### Set exercise
Would you output the whole listing below, exactly as it reads?

** Begin Provided records **

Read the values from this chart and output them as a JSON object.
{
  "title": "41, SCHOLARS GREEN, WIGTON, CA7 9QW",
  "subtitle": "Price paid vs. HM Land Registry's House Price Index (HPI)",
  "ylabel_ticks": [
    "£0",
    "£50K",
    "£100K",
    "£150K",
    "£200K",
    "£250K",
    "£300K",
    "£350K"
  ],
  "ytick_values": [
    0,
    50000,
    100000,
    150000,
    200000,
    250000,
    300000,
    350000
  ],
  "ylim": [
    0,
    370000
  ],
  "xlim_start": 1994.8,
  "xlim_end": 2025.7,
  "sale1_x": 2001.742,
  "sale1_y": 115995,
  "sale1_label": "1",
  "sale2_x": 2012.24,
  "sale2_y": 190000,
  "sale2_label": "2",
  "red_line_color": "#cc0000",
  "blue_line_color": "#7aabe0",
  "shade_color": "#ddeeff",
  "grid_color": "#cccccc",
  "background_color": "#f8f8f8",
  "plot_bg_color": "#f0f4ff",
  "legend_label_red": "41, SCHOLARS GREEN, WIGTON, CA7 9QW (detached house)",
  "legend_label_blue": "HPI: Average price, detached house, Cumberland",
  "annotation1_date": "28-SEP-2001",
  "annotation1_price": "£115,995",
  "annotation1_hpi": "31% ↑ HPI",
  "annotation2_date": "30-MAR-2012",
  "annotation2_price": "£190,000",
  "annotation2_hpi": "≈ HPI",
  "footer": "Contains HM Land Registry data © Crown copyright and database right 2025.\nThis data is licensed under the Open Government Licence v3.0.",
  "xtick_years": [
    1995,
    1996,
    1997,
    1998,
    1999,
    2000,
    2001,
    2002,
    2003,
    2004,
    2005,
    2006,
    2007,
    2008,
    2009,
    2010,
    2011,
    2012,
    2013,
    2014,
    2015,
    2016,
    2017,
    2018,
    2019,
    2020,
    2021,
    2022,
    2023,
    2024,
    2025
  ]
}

** End Provided records **

### Task solution
Read the values from this chart and output them as a JSON object.
{
  "title": "41, SCHOLARS GREEN, WIGTON, CA7 9QW",
  "subtitle": "Price paid vs. HM Land Registry's House Price Index (HPI)",
  "ylabel_ticks": [
    "£0",
    "£50K",
    "£100K",
    "£150K",
    "£200K",
    "£250K",
    "£300K",
    "£350K"
  ],
  "ytick_values": [
    0,
    50000,
    100000,
    150000,
    200000,
    250000,
    300000,
    350000
  ],
  "ylim": [
    0,
    370000
  ],
  "xlim_start": 1994.8,
  "xlim_end": 2025.7,
  "sale1_x": 2001.742,
  "sale1_y": 115995,
  "sale1_label": "1",
  "sale2_x": 2012.24,
  "sale2_y": 190000,
  "sale2_label": "2",
  "red_line_color": "#cc0000",
  "blue_line_color": "#7aabe0",
  "shade_color": "#ddeeff",
  "grid_color": "#cccccc",
  "background_color": "#f8f8f8",
  "plot_bg_color": "#f0f4ff",
  "legend_label_red": "41, SCHOLARS GREEN, WIGTON, CA7 9QW (detached house)",
  "legend_label_blue": "HPI: Average price, detached house, Cumberland",
  "annotation1_date": "28-SEP-2001",
  "annotation1_price": "£115,995",
  "annotation1_hpi": "31% ↑ HPI",
  "annotation2_date": "30-MAR-2012",
  "annotation2_price": "£190,000",
  "annotation2_hpi": "≈ HPI",
  "footer": "Contains HM Land Registry data © Crown copyright and database right 2025.\nThis data is licensed under the Open Government Licence v3.0.",
  "xtick_years": [
    1995,
    1996,
    1997,
    1998,
    1999,
    2000,
    2001,
    2002,
    2003,
    2004,
    2005,
    2006,
    2007,
    2008,
    2009,
    2010,
    2011,
    2012,
    2013,
    2014,
    2015,
    2016,
    2017,
    2018,
    2019,
    2020,
    2021,
    2022,
    2023,
    2024,
    2025
  ]
}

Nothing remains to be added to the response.